SET TASK:
Copy the material that follows word for word and omit its pictures.
-- BEGIN LISTING --
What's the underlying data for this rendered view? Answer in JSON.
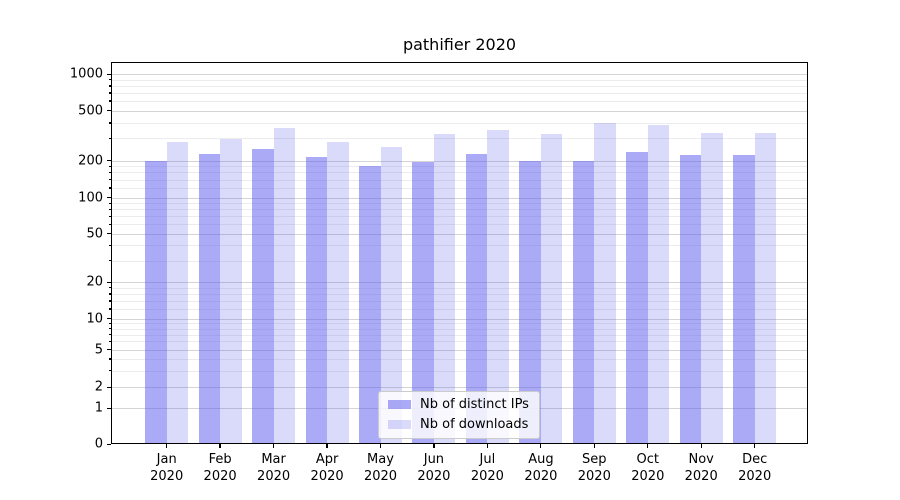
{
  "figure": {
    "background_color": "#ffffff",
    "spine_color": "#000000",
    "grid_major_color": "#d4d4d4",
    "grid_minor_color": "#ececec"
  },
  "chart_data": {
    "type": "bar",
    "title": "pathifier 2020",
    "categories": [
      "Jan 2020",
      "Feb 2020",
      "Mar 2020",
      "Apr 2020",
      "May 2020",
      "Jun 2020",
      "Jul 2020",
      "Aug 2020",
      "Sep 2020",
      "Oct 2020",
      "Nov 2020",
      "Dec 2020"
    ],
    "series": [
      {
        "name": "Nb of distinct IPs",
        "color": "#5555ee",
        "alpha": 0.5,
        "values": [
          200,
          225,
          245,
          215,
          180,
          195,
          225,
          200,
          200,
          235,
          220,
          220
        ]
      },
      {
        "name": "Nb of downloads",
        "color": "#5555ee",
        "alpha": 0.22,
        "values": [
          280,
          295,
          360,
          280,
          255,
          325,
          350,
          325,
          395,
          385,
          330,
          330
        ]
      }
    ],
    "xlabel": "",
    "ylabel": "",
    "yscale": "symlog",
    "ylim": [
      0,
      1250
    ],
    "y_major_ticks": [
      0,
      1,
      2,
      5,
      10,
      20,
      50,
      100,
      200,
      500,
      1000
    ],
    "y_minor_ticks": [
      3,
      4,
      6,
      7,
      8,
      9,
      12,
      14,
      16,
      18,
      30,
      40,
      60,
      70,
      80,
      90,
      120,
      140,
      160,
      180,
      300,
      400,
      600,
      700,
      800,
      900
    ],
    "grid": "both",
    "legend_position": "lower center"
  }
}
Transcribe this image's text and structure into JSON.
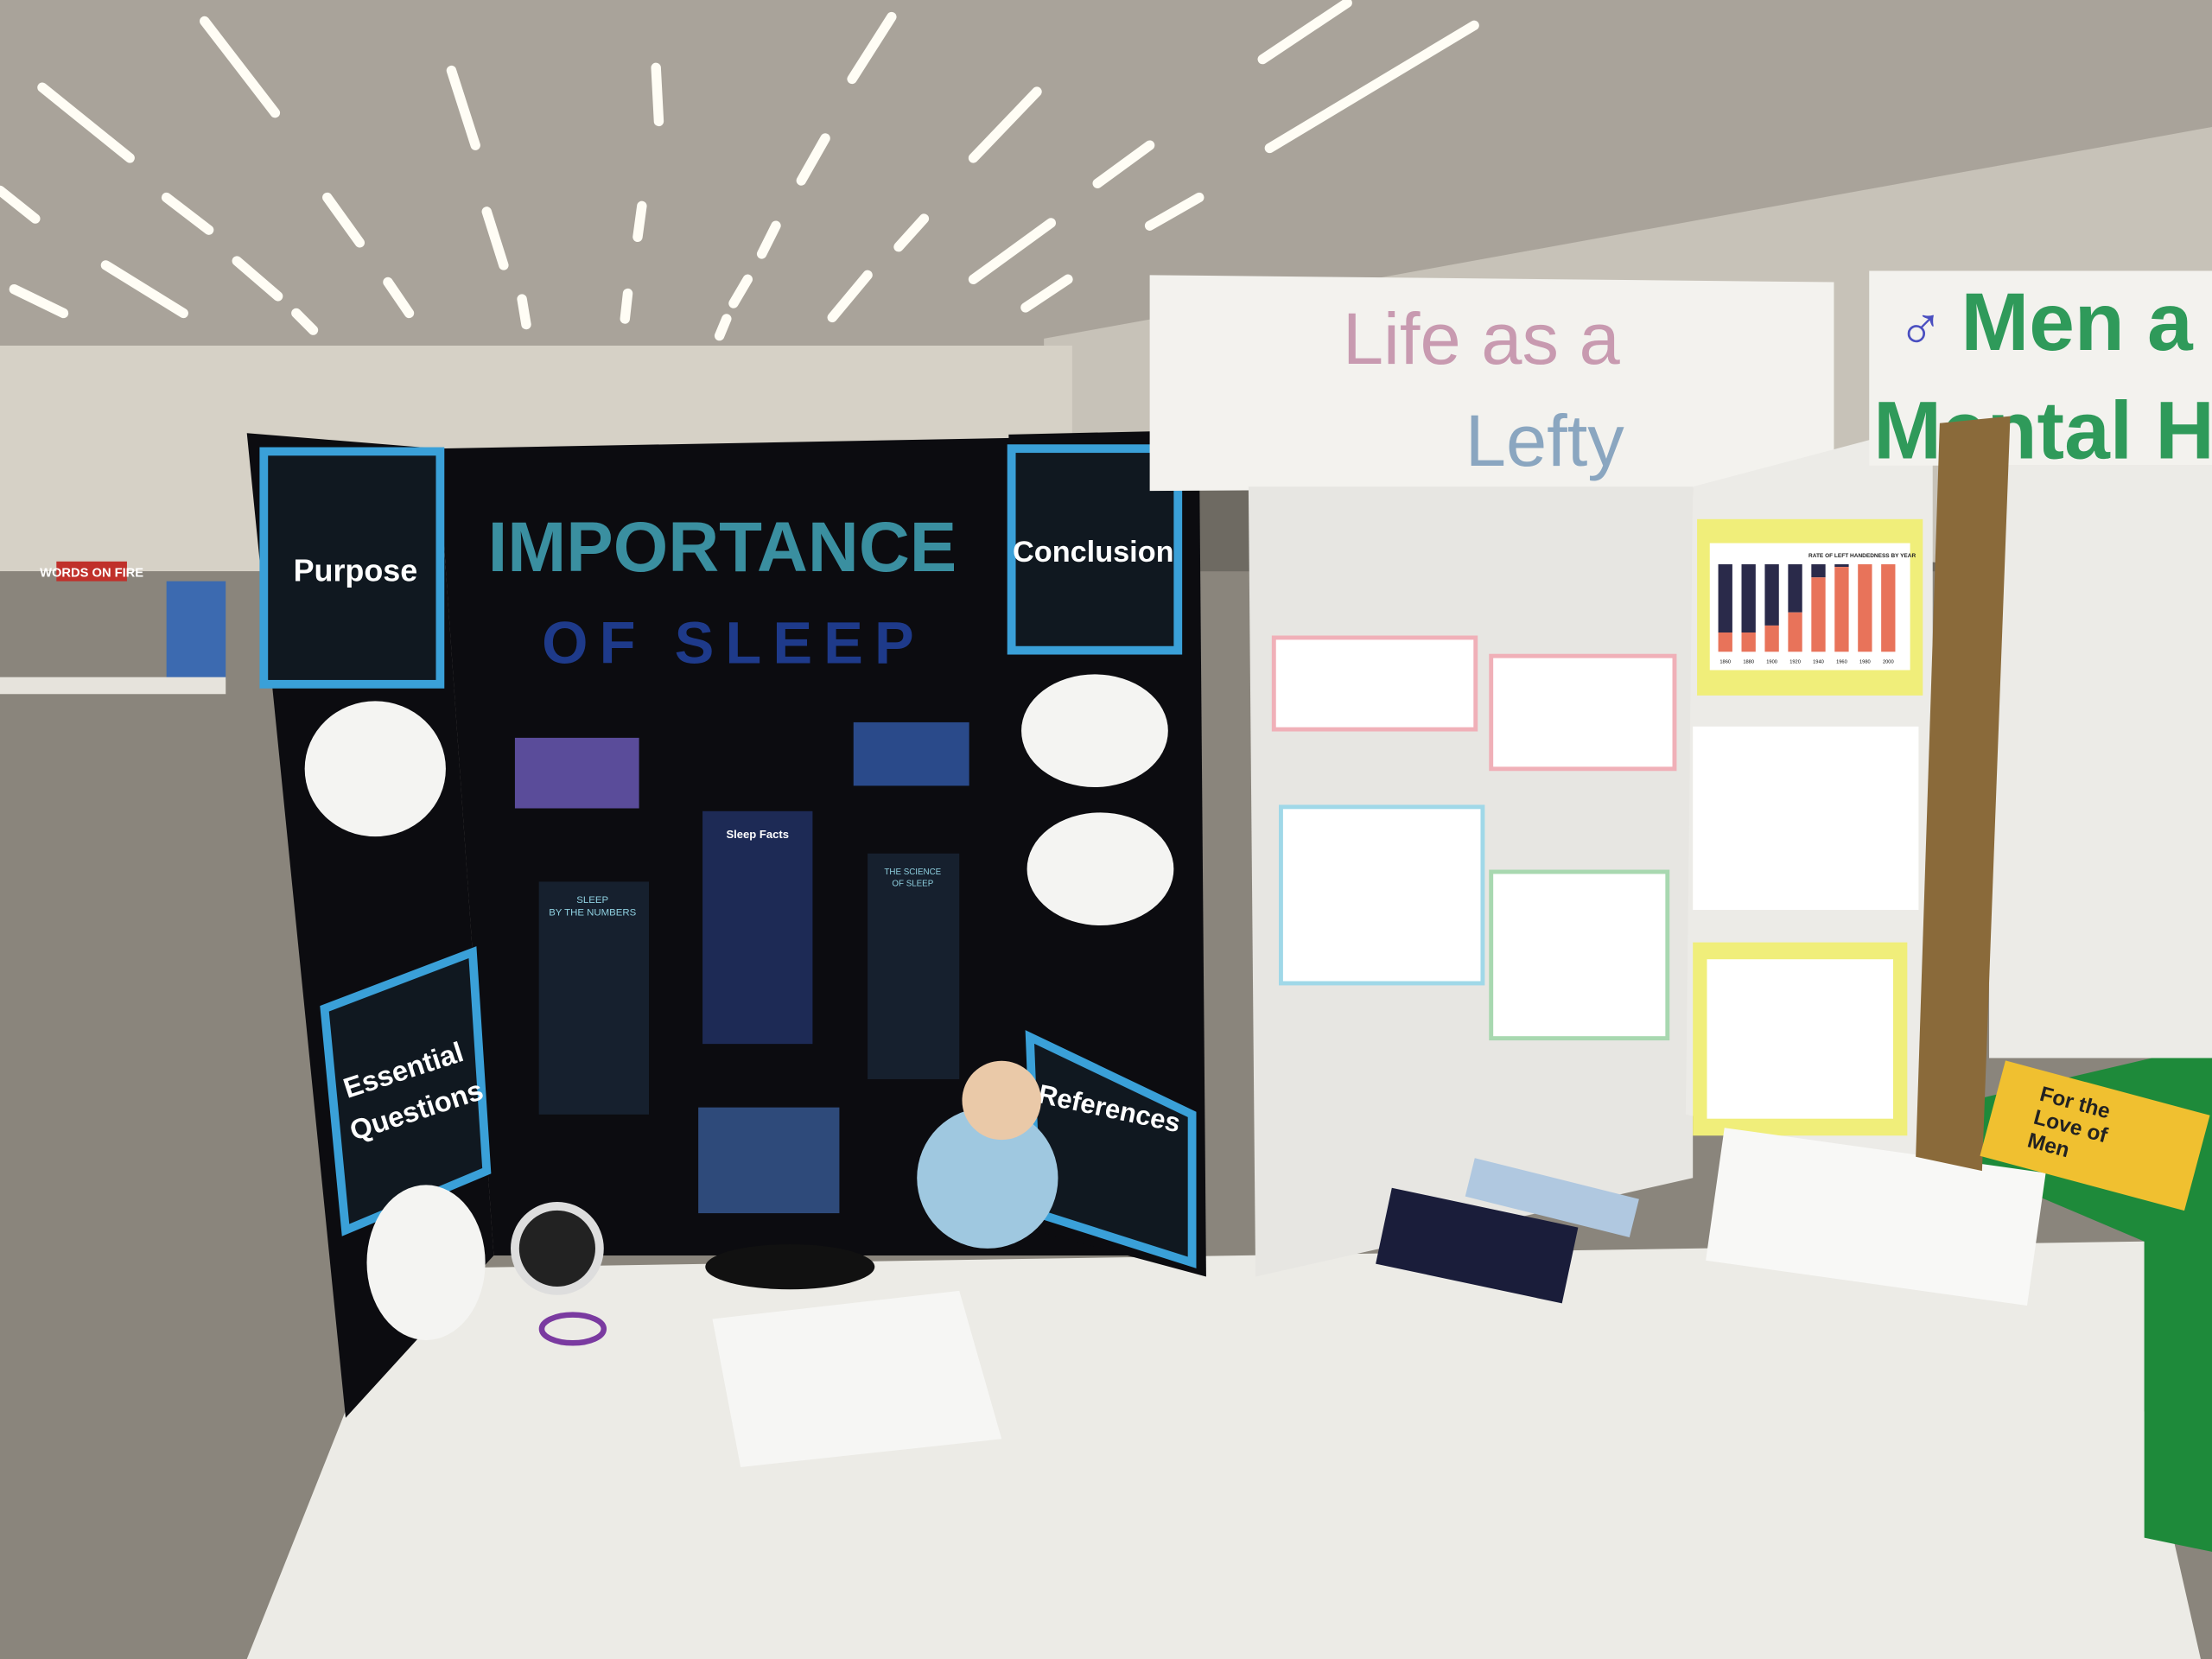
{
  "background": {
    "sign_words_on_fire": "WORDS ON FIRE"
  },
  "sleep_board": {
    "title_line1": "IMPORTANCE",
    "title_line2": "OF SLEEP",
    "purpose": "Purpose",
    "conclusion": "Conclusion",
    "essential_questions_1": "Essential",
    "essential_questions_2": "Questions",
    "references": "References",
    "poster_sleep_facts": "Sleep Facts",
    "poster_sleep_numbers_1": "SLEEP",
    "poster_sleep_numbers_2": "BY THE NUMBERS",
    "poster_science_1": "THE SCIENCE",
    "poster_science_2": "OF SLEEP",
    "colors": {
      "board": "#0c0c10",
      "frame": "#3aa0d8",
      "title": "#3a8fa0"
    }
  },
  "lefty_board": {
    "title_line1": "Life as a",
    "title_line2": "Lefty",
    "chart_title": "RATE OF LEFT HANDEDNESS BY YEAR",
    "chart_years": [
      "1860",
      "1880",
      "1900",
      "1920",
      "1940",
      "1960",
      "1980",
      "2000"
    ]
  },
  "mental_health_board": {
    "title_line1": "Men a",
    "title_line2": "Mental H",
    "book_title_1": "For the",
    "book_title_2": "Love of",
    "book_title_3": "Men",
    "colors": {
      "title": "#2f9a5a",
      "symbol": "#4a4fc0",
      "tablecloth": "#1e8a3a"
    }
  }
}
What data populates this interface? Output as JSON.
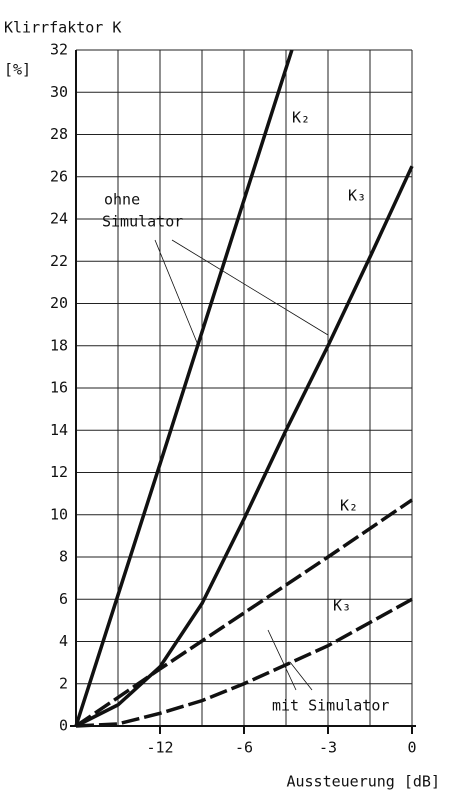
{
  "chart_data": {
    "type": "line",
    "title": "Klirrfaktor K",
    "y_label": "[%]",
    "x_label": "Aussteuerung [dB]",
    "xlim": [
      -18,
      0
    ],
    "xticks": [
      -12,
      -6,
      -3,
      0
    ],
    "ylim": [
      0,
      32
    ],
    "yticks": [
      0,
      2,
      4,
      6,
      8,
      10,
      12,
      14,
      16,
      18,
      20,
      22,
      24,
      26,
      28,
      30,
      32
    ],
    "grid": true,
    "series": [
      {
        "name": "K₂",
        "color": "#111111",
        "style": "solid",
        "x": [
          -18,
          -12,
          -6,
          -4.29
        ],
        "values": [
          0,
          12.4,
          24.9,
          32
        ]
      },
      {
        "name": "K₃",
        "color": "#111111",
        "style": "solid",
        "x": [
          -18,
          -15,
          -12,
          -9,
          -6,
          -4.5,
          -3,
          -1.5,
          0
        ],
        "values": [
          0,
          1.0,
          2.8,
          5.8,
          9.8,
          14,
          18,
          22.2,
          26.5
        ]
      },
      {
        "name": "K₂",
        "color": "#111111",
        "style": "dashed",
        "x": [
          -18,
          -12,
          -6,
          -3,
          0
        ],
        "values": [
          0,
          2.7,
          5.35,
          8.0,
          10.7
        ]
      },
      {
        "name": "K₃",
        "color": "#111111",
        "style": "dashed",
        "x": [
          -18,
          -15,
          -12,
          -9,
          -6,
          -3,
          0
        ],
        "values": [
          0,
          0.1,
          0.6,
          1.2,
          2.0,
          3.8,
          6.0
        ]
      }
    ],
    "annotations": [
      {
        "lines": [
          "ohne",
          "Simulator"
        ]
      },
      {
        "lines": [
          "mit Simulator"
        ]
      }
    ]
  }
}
-- END LISTING --
FINISHED EXERCISE:
What's the underlying data for this rendered view? Answer in JSON.
{
  "figure": {
    "background_color": "#ffffff",
    "spine_color": "#000000",
    "grid_major_color": "#d4d4d4",
    "grid_minor_color": "#ececec"
  },
  "chart_data": {
    "type": "bar",
    "title": "pathifier 2020",
    "categories": [
      "Jan 2020",
      "Feb 2020",
      "Mar 2020",
      "Apr 2020",
      "May 2020",
      "Jun 2020",
      "Jul 2020",
      "Aug 2020",
      "Sep 2020",
      "Oct 2020",
      "Nov 2020",
      "Dec 2020"
    ],
    "series": [
      {
        "name": "Nb of distinct IPs",
        "color": "#5555ee",
        "alpha": 0.5,
        "values": [
          200,
          225,
          245,
          215,
          180,
          195,
          225,
          200,
          200,
          235,
          220,
          220
        ]
      },
      {
        "name": "Nb of downloads",
        "color": "#5555ee",
        "alpha": 0.22,
        "values": [
          280,
          295,
          360,
          280,
          255,
          325,
          350,
          325,
          395,
          385,
          330,
          330
        ]
      }
    ],
    "xlabel": "",
    "ylabel": "",
    "yscale": "symlog",
    "ylim": [
      0,
      1250
    ],
    "y_major_ticks": [
      0,
      1,
      2,
      5,
      10,
      20,
      50,
      100,
      200,
      500,
      1000
    ],
    "y_minor_ticks": [
      3,
      4,
      6,
      7,
      8,
      9,
      12,
      14,
      16,
      18,
      30,
      40,
      60,
      70,
      80,
      90,
      120,
      140,
      160,
      180,
      300,
      400,
      600,
      700,
      800,
      900
    ],
    "grid": "both",
    "legend_position": "lower center"
  }
}
Transcribe this image's text and structure into JSON.
{
  "background": {
    "sign_words_on_fire": "WORDS ON FIRE"
  },
  "sleep_board": {
    "title_line1": "IMPORTANCE",
    "title_line2": "OF SLEEP",
    "purpose": "Purpose",
    "conclusion": "Conclusion",
    "essential_questions_1": "Essential",
    "essential_questions_2": "Questions",
    "references": "References",
    "poster_sleep_facts": "Sleep Facts",
    "poster_sleep_numbers_1": "SLEEP",
    "poster_sleep_numbers_2": "BY THE NUMBERS",
    "poster_science_1": "THE SCIENCE",
    "poster_science_2": "OF SLEEP",
    "colors": {
      "board": "#0c0c10",
      "frame": "#3aa0d8",
      "title": "#3a8fa0"
    }
  },
  "lefty_board": {
    "title_line1": "Life as a",
    "title_line2": "Lefty",
    "chart_title": "RATE OF LEFT HANDEDNESS BY YEAR",
    "chart_years": [
      "1860",
      "1880",
      "1900",
      "1920",
      "1940",
      "1960",
      "1980",
      "2000"
    ]
  },
  "mental_health_board": {
    "title_line1": "Men a",
    "title_line2": "Mental H",
    "book_title_1": "For the",
    "book_title_2": "Love of",
    "book_title_3": "Men",
    "colors": {
      "title": "#2f9a5a",
      "symbol": "#4a4fc0",
      "tablecloth": "#1e8a3a"
    }
  }
}
What data populates this interface? Output as JSON.
{
  "chart_data": {
    "type": "line",
    "title": "Klirrfaktor K",
    "y_label": "[%]",
    "x_label": "Aussteuerung [dB]",
    "xlim": [
      -18,
      0
    ],
    "xticks": [
      -12,
      -6,
      -3,
      0
    ],
    "ylim": [
      0,
      32
    ],
    "yticks": [
      0,
      2,
      4,
      6,
      8,
      10,
      12,
      14,
      16,
      18,
      20,
      22,
      24,
      26,
      28,
      30,
      32
    ],
    "grid": true,
    "series": [
      {
        "name": "K₂",
        "color": "#111111",
        "style": "solid",
        "x": [
          -18,
          -12,
          -6,
          -4.29
        ],
        "values": [
          0,
          12.4,
          24.9,
          32
        ]
      },
      {
        "name": "K₃",
        "color": "#111111",
        "style": "solid",
        "x": [
          -18,
          -15,
          -12,
          -9,
          -6,
          -4.5,
          -3,
          -1.5,
          0
        ],
        "values": [
          0,
          1.0,
          2.8,
          5.8,
          9.8,
          14,
          18,
          22.2,
          26.5
        ]
      },
      {
        "name": "K₂",
        "color": "#111111",
        "style": "dashed",
        "x": [
          -18,
          -12,
          -6,
          -3,
          0
        ],
        "values": [
          0,
          2.7,
          5.35,
          8.0,
          10.7
        ]
      },
      {
        "name": "K₃",
        "color": "#111111",
        "style": "dashed",
        "x": [
          -18,
          -15,
          -12,
          -9,
          -6,
          -3,
          0
        ],
        "values": [
          0,
          0.1,
          0.6,
          1.2,
          2.0,
          3.8,
          6.0
        ]
      }
    ],
    "annotations": [
      {
        "lines": [
          "ohne",
          "Simulator"
        ]
      },
      {
        "lines": [
          "mit Simulator"
        ]
      }
    ]
  }
}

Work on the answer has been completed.